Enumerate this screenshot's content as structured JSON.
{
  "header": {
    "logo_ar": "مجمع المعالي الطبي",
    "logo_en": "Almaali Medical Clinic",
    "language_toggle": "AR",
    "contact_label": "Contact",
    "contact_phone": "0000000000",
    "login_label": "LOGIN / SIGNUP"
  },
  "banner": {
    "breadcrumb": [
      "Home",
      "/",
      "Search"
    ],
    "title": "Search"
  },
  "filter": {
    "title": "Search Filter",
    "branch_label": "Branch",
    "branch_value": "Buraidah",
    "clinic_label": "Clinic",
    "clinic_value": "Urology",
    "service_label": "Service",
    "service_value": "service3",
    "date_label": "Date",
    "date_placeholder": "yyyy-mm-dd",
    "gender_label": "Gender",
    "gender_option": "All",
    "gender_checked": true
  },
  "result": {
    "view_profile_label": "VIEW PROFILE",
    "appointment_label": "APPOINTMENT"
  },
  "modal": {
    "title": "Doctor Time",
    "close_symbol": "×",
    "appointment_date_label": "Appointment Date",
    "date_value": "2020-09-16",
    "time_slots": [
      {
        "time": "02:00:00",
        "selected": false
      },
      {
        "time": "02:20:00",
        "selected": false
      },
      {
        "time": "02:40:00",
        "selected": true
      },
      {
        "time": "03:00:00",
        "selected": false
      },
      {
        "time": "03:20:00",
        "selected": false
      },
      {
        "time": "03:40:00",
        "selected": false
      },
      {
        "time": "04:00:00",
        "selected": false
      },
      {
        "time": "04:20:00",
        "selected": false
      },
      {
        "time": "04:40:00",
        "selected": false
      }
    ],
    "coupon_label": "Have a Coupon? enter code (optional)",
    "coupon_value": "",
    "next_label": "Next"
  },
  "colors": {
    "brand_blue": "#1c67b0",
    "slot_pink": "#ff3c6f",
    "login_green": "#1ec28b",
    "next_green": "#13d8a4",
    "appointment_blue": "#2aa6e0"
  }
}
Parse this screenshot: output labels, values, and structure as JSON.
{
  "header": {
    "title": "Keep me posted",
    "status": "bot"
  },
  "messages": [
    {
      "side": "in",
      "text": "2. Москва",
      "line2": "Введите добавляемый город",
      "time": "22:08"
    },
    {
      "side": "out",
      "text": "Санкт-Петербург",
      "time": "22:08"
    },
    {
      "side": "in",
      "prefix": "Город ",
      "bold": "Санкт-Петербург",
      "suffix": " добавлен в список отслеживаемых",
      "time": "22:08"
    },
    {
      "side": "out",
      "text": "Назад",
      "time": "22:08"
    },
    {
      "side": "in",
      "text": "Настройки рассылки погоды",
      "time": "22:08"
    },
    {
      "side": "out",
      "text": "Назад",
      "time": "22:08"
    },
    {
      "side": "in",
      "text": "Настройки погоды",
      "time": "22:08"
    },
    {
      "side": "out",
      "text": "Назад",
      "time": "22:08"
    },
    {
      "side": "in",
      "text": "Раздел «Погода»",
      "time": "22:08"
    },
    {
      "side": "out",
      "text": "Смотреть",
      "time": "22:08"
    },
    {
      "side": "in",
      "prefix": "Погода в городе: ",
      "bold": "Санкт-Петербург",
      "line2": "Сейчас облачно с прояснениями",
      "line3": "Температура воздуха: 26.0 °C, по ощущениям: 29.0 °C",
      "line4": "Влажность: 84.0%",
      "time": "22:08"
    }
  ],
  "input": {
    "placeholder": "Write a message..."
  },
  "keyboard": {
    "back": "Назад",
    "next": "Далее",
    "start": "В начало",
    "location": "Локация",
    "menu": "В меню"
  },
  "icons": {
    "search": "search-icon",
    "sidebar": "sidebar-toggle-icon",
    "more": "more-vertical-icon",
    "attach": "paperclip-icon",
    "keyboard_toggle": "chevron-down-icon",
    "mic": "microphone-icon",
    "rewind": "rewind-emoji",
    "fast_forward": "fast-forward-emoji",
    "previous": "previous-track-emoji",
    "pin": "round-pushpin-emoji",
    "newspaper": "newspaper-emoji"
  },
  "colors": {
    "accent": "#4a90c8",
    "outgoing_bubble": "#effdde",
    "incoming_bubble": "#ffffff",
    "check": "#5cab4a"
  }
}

**Exercise description:**
Reproduce all of the material above word for word.

**Result:**
Enumerate this screenshot's content as structured JSON.
{
  "header": {
    "logo_ar": "مجمع المعالي الطبي",
    "logo_en": "Almaali Medical Clinic",
    "language_toggle": "AR",
    "contact_label": "Contact",
    "contact_phone": "0000000000",
    "login_label": "LOGIN / SIGNUP"
  },
  "banner": {
    "breadcrumb": [
      "Home",
      "/",
      "Search"
    ],
    "title": "Search"
  },
  "filter": {
    "title": "Search Filter",
    "branch_label": "Branch",
    "branch_value": "Buraidah",
    "clinic_label": "Clinic",
    "clinic_value": "Urology",
    "service_label": "Service",
    "service_value": "service3",
    "date_label": "Date",
    "date_placeholder": "yyyy-mm-dd",
    "gender_label": "Gender",
    "gender_option": "All",
    "gender_checked": true
  },
  "result": {
    "view_profile_label": "VIEW PROFILE",
    "appointment_label": "APPOINTMENT"
  },
  "modal": {
    "title": "Doctor Time",
    "close_symbol": "×",
    "appointment_date_label": "Appointment Date",
    "date_value": "2020-09-16",
    "time_slots": [
      {
        "time": "02:00:00",
        "selected": false
      },
      {
        "time": "02:20:00",
        "selected": false
      },
      {
        "time": "02:40:00",
        "selected": true
      },
      {
        "time": "03:00:00",
        "selected": false
      },
      {
        "time": "03:20:00",
        "selected": false
      },
      {
        "time": "03:40:00",
        "selected": false
      },
      {
        "time": "04:00:00",
        "selected": false
      },
      {
        "time": "04:20:00",
        "selected": false
      },
      {
        "time": "04:40:00",
        "selected": false
      }
    ],
    "coupon_label": "Have a Coupon? enter code (optional)",
    "coupon_value": "",
    "next_label": "Next"
  },
  "colors": {
    "brand_blue": "#1c67b0",
    "slot_pink": "#ff3c6f",
    "login_green": "#1ec28b",
    "next_green": "#13d8a4",
    "appointment_blue": "#2aa6e0"
  }
}
Parse this screenshot: output labels, values, and structure as JSON.
{
  "header": {
    "title": "Keep me posted",
    "status": "bot"
  },
  "messages": [
    {
      "side": "in",
      "text": "2. Москва",
      "line2": "Введите добавляемый город",
      "time": "22:08"
    },
    {
      "side": "out",
      "text": "Санкт-Петербург",
      "time": "22:08"
    },
    {
      "side": "in",
      "prefix": "Город ",
      "bold": "Санкт-Петербург",
      "suffix": " добавлен в список отслеживаемых",
      "time": "22:08"
    },
    {
      "side": "out",
      "text": "Назад",
      "time": "22:08"
    },
    {
      "side": "in",
      "text": "Настройки рассылки погоды",
      "time": "22:08"
    },
    {
      "side": "out",
      "text": "Назад",
      "time": "22:08"
    },
    {
      "side": "in",
      "text": "Настройки погоды",
      "time": "22:08"
    },
    {
      "side": "out",
      "text": "Назад",
      "time": "22:08"
    },
    {
      "side": "in",
      "text": "Раздел «Погода»",
      "time": "22:08"
    },
    {
      "side": "out",
      "text": "Смотреть",
      "time": "22:08"
    },
    {
      "side": "in",
      "prefix": "Погода в городе: ",
      "bold": "Санкт-Петербург",
      "line2": "Сейчас облачно с прояснениями",
      "line3": "Температура воздуха: 26.0 °C, по ощущениям: 29.0 °C",
      "line4": "Влажность: 84.0%",
      "time": "22:08"
    }
  ],
  "input": {
    "placeholder": "Write a message..."
  },
  "keyboard": {
    "back": "Назад",
    "next": "Далее",
    "start": "В начало",
    "location": "Локация",
    "menu": "В меню"
  },
  "icons": {
    "search": "search-icon",
    "sidebar": "sidebar-toggle-icon",
    "more": "more-vertical-icon",
    "attach": "paperclip-icon",
    "keyboard_toggle": "chevron-down-icon",
    "mic": "microphone-icon",
    "rewind": "rewind-emoji",
    "fast_forward": "fast-forward-emoji",
    "previous": "previous-track-emoji",
    "pin": "round-pushpin-emoji",
    "newspaper": "newspaper-emoji"
  },
  "colors": {
    "accent": "#4a90c8",
    "outgoing_bubble": "#effdde",
    "incoming_bubble": "#ffffff",
    "check": "#5cab4a"
  }
}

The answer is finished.